(Given task): Locate the line that contains "Extract the structured". Reproduce it and all following lines up to the end of the material, exactly and with nothing added.

Data excerpts:

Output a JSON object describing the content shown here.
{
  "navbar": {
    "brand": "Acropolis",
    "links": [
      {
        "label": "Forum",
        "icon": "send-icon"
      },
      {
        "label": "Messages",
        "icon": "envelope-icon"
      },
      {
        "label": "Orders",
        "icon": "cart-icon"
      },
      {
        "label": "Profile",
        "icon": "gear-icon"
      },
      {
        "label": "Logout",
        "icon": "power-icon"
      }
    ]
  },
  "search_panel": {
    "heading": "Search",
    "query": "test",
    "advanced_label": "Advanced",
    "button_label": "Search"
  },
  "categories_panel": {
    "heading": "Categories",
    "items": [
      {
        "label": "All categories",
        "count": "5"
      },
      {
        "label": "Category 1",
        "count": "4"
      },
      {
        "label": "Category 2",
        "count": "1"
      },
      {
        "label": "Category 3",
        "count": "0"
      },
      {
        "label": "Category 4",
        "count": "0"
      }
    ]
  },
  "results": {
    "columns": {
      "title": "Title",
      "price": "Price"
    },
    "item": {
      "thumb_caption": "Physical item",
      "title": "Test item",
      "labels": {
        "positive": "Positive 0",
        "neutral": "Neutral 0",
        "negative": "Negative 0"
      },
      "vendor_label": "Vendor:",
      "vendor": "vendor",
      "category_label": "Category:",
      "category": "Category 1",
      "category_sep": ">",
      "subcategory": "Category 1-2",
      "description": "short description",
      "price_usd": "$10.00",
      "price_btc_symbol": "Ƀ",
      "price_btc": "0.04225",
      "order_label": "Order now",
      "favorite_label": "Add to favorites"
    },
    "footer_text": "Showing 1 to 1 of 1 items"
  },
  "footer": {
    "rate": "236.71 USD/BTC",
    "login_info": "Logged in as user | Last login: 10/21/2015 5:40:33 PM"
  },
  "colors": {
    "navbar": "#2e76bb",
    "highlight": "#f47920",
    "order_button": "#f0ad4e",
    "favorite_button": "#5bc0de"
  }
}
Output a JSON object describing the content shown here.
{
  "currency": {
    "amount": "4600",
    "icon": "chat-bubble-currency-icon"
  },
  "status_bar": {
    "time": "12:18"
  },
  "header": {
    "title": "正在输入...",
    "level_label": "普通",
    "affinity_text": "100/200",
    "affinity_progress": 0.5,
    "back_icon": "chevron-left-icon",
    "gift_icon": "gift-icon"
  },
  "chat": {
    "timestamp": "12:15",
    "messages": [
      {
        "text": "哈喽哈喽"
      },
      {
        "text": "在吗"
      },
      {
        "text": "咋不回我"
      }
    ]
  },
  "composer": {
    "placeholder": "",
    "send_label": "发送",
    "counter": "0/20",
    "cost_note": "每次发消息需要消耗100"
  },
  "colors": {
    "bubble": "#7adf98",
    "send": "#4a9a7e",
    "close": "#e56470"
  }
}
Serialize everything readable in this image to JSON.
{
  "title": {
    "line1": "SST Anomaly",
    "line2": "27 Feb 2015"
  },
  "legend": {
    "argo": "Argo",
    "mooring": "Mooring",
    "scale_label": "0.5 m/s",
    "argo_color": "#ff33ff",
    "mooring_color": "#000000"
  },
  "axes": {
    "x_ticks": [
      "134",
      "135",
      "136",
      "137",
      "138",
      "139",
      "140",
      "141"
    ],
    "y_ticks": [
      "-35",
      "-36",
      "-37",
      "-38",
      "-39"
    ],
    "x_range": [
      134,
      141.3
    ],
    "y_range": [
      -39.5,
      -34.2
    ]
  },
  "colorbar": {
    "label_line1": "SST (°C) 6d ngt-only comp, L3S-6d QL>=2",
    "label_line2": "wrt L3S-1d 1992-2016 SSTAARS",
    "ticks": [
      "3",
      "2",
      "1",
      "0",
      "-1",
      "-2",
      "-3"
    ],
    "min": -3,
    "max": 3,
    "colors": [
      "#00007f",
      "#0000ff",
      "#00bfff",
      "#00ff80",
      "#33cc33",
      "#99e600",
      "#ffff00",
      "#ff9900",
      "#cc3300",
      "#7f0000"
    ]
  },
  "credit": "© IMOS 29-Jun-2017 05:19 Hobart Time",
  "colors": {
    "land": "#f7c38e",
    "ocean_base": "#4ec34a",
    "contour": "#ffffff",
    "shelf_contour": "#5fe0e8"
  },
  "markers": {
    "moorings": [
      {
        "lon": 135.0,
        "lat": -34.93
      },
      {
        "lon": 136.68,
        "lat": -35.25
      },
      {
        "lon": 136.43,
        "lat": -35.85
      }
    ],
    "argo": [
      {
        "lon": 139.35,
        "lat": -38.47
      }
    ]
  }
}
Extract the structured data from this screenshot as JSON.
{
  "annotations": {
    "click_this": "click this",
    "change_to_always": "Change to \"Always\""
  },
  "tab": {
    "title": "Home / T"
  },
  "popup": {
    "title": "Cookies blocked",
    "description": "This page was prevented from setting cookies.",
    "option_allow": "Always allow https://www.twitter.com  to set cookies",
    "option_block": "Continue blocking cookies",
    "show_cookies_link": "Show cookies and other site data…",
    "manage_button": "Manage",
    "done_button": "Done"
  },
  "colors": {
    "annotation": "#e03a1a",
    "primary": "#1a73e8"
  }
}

(The solution):
Extract the structured data from this screenshot as JSON.
{
  "annotations": {
    "click_this": "click this",
    "change_to_always": "Change to \"Always\""
  },
  "tab": {
    "title": "Home / T"
  },
  "popup": {
    "title": "Cookies blocked",
    "description": "This page was prevented from setting cookies.",
    "option_allow": "Always allow https://www.twitter.com  to set cookies",
    "option_block": "Continue blocking cookies",
    "show_cookies_link": "Show cookies and other site data…",
    "manage_button": "Manage",
    "done_button": "Done"
  },
  "colors": {
    "annotation": "#e03a1a",
    "primary": "#1a73e8"
  }
}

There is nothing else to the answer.